━━━ DATA IN THIS EXERCISE

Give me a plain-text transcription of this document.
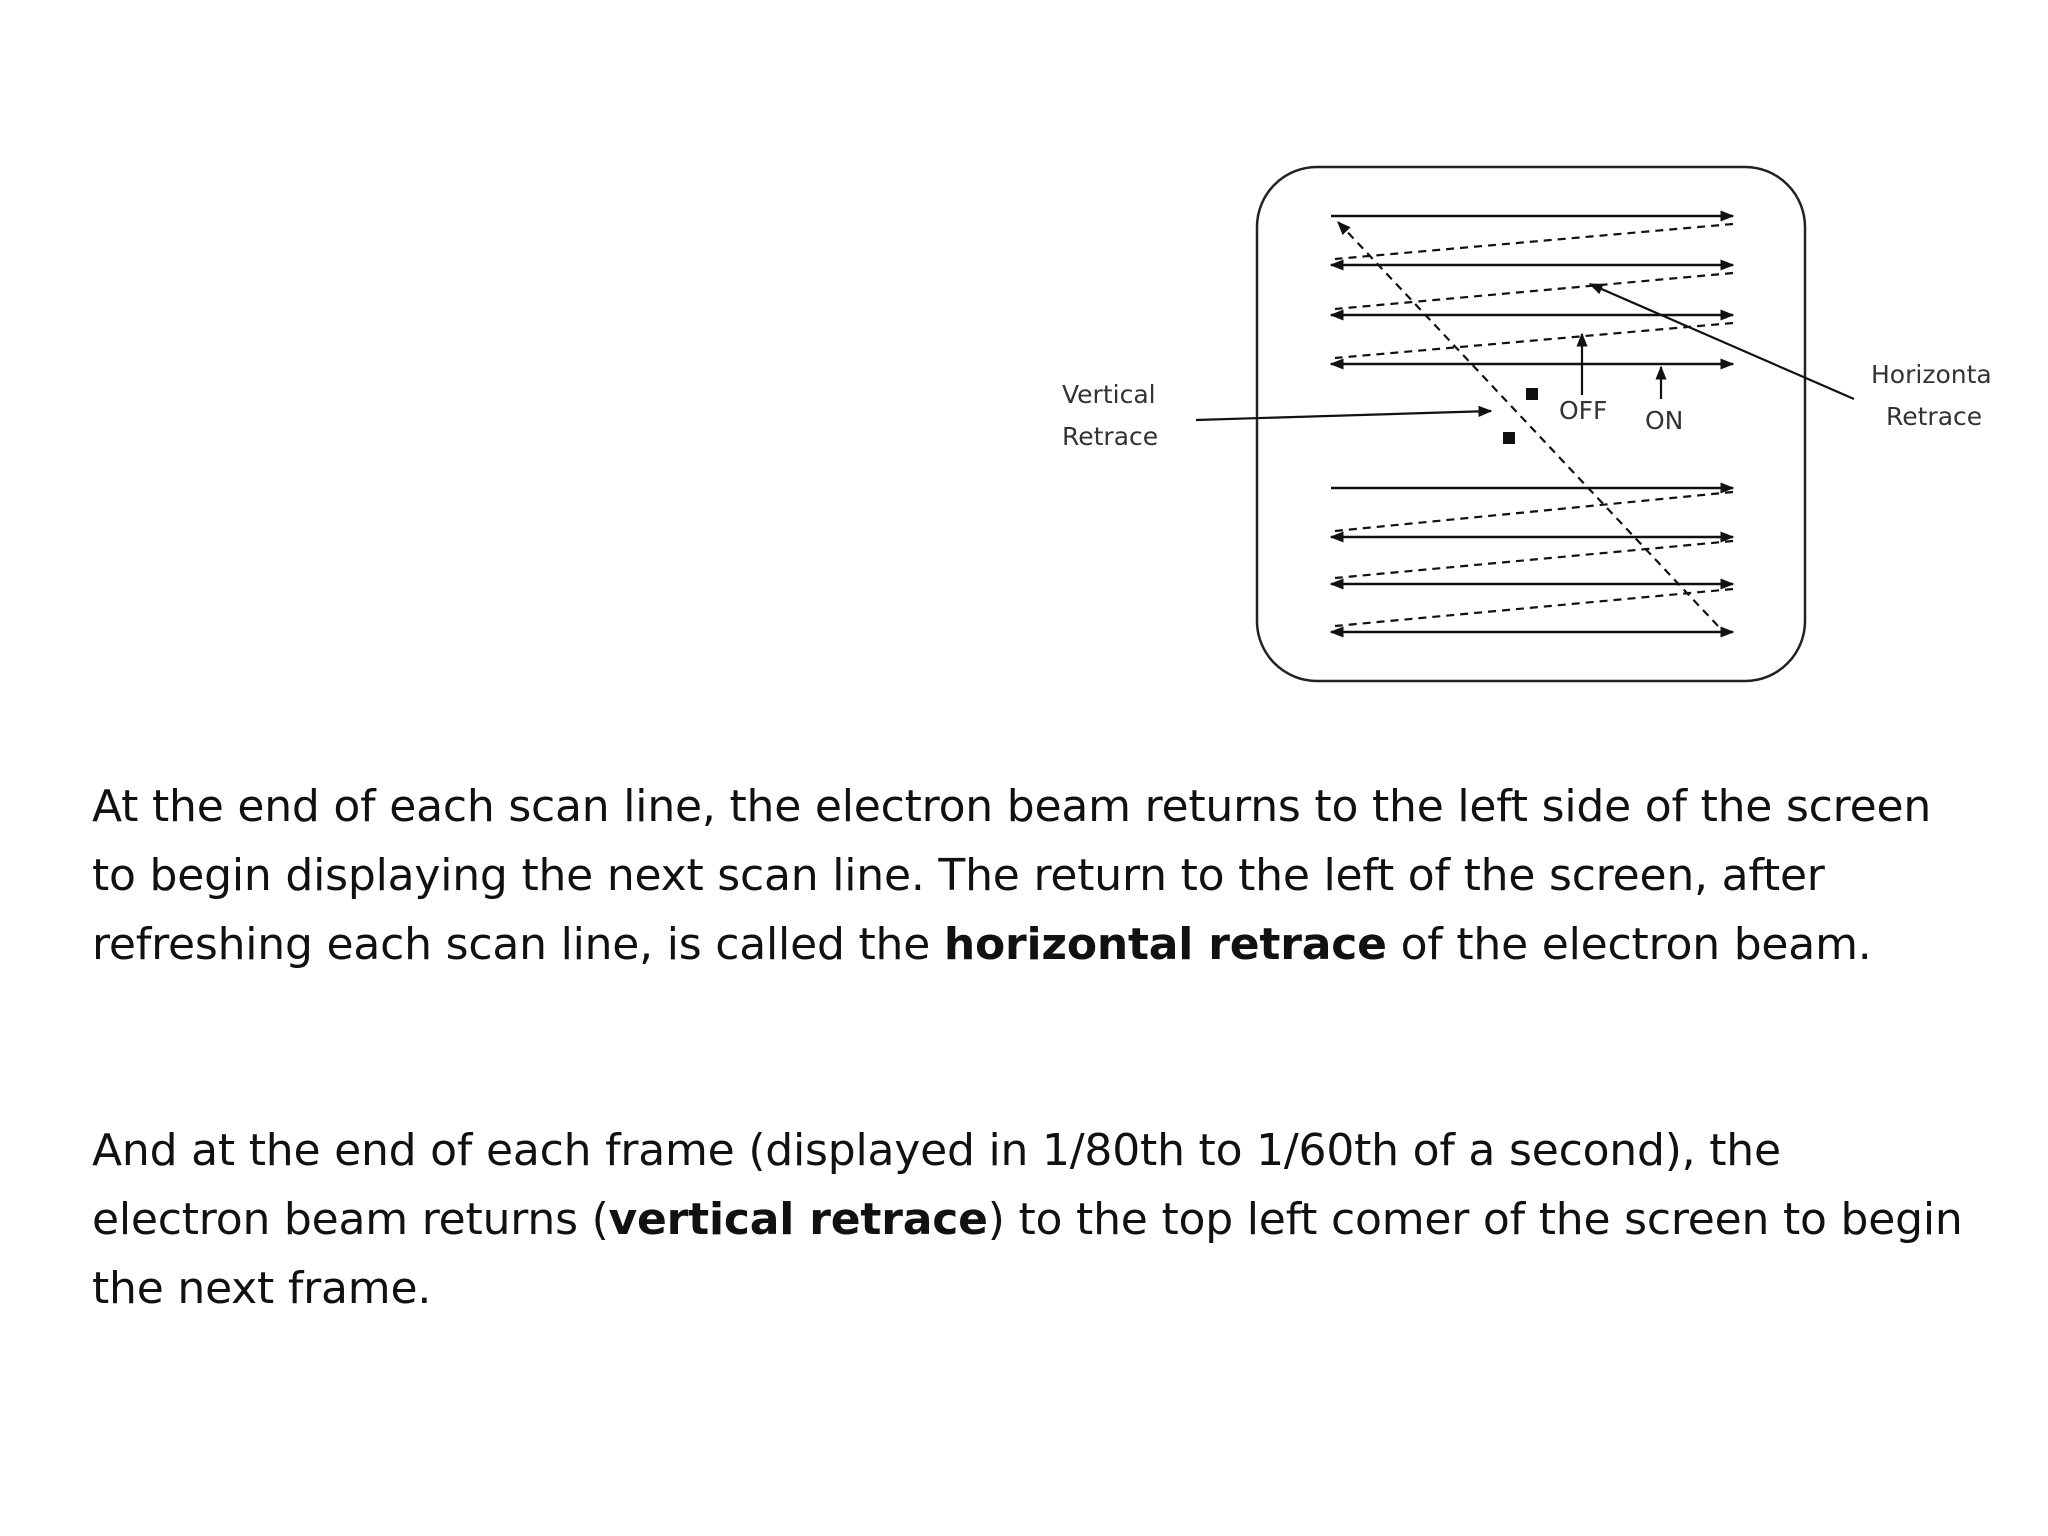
Vertical
Retrace
Horizonta
Retrace
OFF ON

At the end of each scan line, the electron beam returns to the left side of the screen to begin displaying the next scan line. The return to the left of the screen, after refreshing each scan line, is called the horizontal retrace of the electron beam.

And at the end of each frame (displayed in 1/80th to 1/60th of a second), the electron beam returns (vertical retrace) to the top left comer of the screen to begin the next frame.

━━━━━━

Copy out every line of the material above exactly, skipping the pictures.

▸ **ANSWER TO THIS TASK**:
Give me a plain-text transcription of this document.
Vertical
Retrace
Horizonta
Retrace
OFF ON

At the end of each scan line, the electron beam returns to the left side of the screen to begin displaying the next scan line. The return to the left of the screen, after refreshing each scan line, is called the horizontal retrace of the electron beam.

And at the end of each frame (displayed in 1/80th to 1/60th of a second), the electron beam returns (vertical retrace) to the top left comer of the screen to begin the next frame.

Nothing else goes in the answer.